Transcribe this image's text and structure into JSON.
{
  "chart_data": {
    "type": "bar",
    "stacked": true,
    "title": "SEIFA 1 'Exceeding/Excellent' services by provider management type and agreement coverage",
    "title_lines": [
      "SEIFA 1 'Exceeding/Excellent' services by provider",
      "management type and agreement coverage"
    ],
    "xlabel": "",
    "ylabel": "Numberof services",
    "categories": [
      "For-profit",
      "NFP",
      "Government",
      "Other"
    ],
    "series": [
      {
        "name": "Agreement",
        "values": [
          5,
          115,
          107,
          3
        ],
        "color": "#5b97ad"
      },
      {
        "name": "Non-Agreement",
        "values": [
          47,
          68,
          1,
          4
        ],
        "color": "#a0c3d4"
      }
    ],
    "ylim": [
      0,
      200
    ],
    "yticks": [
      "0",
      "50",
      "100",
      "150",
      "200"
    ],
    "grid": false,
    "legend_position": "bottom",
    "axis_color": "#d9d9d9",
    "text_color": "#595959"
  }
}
* * * *
### Written problem
Reproduce each record shown above without altering a single word.

### Answer for the task
Transcribe this image's text and structure into JSON.
{
  "chart_data": {
    "type": "bar",
    "stacked": true,
    "title": "SEIFA 1 'Exceeding/Excellent' services by provider management type and agreement coverage",
    "title_lines": [
      "SEIFA 1 'Exceeding/Excellent' services by provider",
      "management type and agreement coverage"
    ],
    "xlabel": "",
    "ylabel": "Numberof services",
    "categories": [
      "For-profit",
      "NFP",
      "Government",
      "Other"
    ],
    "series": [
      {
        "name": "Agreement",
        "values": [
          5,
          115,
          107,
          3
        ],
        "color": "#5b97ad"
      },
      {
        "name": "Non-Agreement",
        "values": [
          47,
          68,
          1,
          4
        ],
        "color": "#a0c3d4"
      }
    ],
    "ylim": [
      0,
      200
    ],
    "yticks": [
      "0",
      "50",
      "100",
      "150",
      "200"
    ],
    "grid": false,
    "legend_position": "bottom",
    "axis_color": "#d9d9d9",
    "text_color": "#595959"
  }
}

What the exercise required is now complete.